_ПОСТАВЛЕННАЯ ЗАДАЧА 1_
Чьего представления о моральных терминах держится Стерджен по фрагменту страницы?
_ПОСТАВЛЕННАЯ ЗАДАЧА 2_
Перескажите фрагмент страницы в двух предложениях.

_ФРАГМЕНТ СТРАНИЦЫ_
..............................

Этические ноннатуралисты, считающие, что моральные свойства – это свойства особого рода, а значит, отличаются от любых естественных свойств, по-видимому, ставят себя в нелегкое положение. Что касается свойств, не являющихся естественными, то «живое существо не может внезапно с ними столкнуться, случайно в них упасть или оказаться ими съеденным» (Street 2006), иначе говоря, они не представляют для него угрозы в том смысле, что и опасности, связанные с окружающей средой, которые имел в виду Куайн – хищники, пожары, пропасти и тому подобное. С другой стороны, этические натуралисты видят в моральных свойствах естественные свойства, способные к причинному действию, так что более правдоподобным было бы предположение, что живые существа способны взаимодействовать с ними с пользой для себя или во вред себе. Но даже здесь, поскольку натуралист принимает какую-то добросовестную версию морального реализма, ответы натуралиста оказываются менее правдоподобными, чем в ясной и понятной теории адаптивной связи. Почему бы просто не сказать, что те из наших предков, которые имели склонность к заботе о своем потомстве, действовали в соответствии с этой склонностью и, таким образом, оставили после себя более многочисленное потомство, – тем более, что, как было отмечено выше, мы встречаем подобную предрасположенность у живых существ, не принадлежащих к человеческому роду? Неужели самки дельфинов заботятся о своих дочерях, потому что они обязаны это делать? Но, разумеется, предложенное Стрит объяснение через адаптивную связь не дает того, чего мы сейчас ищем, – обоснования Тезиса о Зависимости.

Дарвиновские контрфактуалы и этический натурализм

Вновь обратившись к анализу дарвиновских контрфактуалов, мы сталкиваемся с дилеммой, сходной с той, на которую указывала Стрит. Рассмотрим типы миров, которые пытался вообразить Дарвин. Если бы условия человеческой эволюции были больше похожи на обстоятельства эволюции медоносных пчел, галапагосских олуш или волков, то веления совести могли бы побуждать нас к оценкам и поступкам, совершенно не соответствующим нашему нынешнему моральному чувству. Наши волчьи философы доказывают справедливость неравенства, а их высокоученые рассуждения определяются запасом оценок, передаваемых через гены. А пчелы и олуши, обладай они интеллектом, считали бы, что убийство братьев, сестер и детей при определенных обстоятельствах есть моральный долг. В этих мирах подобные мнения должны, по-видимому, обеспечивать приспособление к среде. Но являются ли они также истинными?

Рассмотрим предложенную Стердженом версию этического натурализма, обсуждавшуюся выше. Мы вправе ожидать, что самоочевидным выводом из его Тезиса о Супервентности будет ложность таких мнений. Мы уже знаем, что нет такого возможного мира, где Гитлер (или любой другой человек) обладал бы именно теми естественными свойствами, которые были фактически присущи Гитлеру, но при этом не был бы порочным человеком. Стерджен держится представления Крипке о том, что моральные термины служат жесткими десигнаторами естественных свойств. Таким образом, моральные термины функционируют примерно так же, как и термины для естественных видов: они выделяют естественные свойства и указывают на одни и те же свойства в различных мирах. Термин «золото» есть жесткий десигнатор металла с зарядовым числом 79, и, следовательно, он с необходимостью относится ко всем веществам с тем же зарядовым числом и только к ним одним. Нам легко вообразить Двойник Земли, на котором какой-то другой металл – с иным зарядовым числом – но со всеми феноменологическими качествами золота встречается редко и ценится высоко: за ним охотятся пираты, его ищут авантюристы, и даже называют его так, как у нас, – «золотом». Тем не менее, «золото» Двойника Земли – это не золото.

..............................

_ПРЕДОСТАВЛЕННЫЕ ДАННЫЕ_
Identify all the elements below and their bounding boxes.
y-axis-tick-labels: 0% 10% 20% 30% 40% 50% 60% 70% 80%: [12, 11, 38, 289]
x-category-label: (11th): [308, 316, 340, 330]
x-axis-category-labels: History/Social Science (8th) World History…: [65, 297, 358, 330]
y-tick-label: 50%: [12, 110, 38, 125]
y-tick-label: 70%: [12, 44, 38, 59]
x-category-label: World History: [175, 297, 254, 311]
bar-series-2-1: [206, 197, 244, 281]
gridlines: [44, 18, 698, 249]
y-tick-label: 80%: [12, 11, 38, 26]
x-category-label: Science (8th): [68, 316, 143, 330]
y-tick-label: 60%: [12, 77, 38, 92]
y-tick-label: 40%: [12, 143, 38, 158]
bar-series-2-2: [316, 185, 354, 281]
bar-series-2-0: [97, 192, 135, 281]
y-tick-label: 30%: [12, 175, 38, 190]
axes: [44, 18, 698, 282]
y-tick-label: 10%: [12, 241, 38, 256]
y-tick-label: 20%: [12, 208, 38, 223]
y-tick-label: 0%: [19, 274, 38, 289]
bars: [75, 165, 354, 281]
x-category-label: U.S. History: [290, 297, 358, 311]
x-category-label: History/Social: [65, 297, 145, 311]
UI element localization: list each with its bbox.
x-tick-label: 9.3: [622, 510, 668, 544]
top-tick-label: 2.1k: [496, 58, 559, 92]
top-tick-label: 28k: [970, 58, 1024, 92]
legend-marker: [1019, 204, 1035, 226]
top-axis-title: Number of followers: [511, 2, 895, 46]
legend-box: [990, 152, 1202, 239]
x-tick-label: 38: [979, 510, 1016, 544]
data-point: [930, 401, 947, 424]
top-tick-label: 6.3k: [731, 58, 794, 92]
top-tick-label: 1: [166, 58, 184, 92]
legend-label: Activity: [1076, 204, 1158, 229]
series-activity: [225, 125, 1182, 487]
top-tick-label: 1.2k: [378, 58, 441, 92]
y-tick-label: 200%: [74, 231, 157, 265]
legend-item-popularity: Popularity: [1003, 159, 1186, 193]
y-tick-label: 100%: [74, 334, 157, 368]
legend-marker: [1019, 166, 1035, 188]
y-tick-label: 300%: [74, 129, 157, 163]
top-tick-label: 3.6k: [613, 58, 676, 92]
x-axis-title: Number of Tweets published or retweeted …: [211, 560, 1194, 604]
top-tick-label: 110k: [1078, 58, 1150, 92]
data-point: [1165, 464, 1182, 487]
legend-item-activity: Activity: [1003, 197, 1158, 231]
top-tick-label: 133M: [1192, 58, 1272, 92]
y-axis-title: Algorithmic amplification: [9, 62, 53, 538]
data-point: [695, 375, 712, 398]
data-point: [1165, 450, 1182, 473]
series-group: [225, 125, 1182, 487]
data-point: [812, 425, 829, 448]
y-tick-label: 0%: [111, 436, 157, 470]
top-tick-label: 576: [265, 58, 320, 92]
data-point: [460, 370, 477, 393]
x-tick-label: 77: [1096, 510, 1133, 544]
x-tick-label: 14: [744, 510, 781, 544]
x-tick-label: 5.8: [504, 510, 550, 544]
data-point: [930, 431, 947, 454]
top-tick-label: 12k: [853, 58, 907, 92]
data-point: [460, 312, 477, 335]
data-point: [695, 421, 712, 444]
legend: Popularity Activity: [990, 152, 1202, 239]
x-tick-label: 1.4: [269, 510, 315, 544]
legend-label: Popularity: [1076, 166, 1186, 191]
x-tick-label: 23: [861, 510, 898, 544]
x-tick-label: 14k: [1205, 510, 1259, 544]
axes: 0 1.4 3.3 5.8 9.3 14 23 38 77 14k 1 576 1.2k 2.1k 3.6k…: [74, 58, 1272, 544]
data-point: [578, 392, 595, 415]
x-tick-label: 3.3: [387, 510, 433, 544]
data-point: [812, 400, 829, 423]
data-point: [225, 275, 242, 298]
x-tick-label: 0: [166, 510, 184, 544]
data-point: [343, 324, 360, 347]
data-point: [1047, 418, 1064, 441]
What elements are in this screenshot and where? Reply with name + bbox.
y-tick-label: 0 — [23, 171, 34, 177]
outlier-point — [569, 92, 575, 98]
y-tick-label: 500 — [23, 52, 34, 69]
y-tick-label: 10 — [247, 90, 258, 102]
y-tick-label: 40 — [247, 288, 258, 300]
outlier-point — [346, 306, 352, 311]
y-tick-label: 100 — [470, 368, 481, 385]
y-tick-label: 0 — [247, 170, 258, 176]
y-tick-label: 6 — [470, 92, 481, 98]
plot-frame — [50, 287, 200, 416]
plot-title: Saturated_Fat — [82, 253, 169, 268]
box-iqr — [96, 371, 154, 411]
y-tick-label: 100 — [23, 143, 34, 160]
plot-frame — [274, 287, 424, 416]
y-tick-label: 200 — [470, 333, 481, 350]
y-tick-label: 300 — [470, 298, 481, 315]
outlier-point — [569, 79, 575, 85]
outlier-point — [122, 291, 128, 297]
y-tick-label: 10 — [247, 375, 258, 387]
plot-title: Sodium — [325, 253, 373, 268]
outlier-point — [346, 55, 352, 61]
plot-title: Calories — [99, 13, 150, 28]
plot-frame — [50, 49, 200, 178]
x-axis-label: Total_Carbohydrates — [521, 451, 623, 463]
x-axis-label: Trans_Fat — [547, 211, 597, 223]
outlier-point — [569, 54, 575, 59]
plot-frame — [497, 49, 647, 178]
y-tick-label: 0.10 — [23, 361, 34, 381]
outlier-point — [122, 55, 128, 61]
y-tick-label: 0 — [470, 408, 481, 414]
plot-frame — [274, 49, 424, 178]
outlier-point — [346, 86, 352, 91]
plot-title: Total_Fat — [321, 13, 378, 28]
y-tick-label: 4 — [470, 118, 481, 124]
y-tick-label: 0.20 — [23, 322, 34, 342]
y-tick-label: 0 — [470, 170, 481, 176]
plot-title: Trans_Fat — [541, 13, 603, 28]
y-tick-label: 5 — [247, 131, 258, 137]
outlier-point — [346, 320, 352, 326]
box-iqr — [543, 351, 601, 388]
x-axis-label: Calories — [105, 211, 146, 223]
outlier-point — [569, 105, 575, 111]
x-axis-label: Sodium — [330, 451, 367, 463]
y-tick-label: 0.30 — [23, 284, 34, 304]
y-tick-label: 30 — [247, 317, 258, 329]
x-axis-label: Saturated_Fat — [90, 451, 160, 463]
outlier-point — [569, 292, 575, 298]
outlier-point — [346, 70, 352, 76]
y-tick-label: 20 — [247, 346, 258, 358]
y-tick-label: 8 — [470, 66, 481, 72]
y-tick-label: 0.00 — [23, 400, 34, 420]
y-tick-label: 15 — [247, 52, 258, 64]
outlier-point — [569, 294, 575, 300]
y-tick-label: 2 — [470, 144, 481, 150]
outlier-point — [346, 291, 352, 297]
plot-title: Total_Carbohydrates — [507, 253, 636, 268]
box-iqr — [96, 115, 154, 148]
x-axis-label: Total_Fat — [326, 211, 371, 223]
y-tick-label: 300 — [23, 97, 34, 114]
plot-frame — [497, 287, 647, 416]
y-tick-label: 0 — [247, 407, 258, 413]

..............................

_ВЕРНЫЙ ОТВЕТ 1_
Представления Крипке: моральные термины служат жесткими десигнаторами естественных свойств.

_ВЕРНЫЙ ОТВЕТ 2_
Этические ноннатуралисты, считающие моральные свойства особыми и отличными от естественных, оказываются в нелегком положении, а ответы натуралистов, принимающих моральный реализм, менее правдоподобны, чем теория адаптивной связи, хотя объяснение Стрит и не обосновывает Тезис о Зависимости. Дарвиновские контрфактуалы заставляют спросить, истинны ли мнения, которые в мирах с иными условиями эволюции обеспечивали бы приспособление к среде, а в версии этического натурализма Стерджена моральные термины, подобно слову «золото», служат жесткими десигнаторами естественных свойств.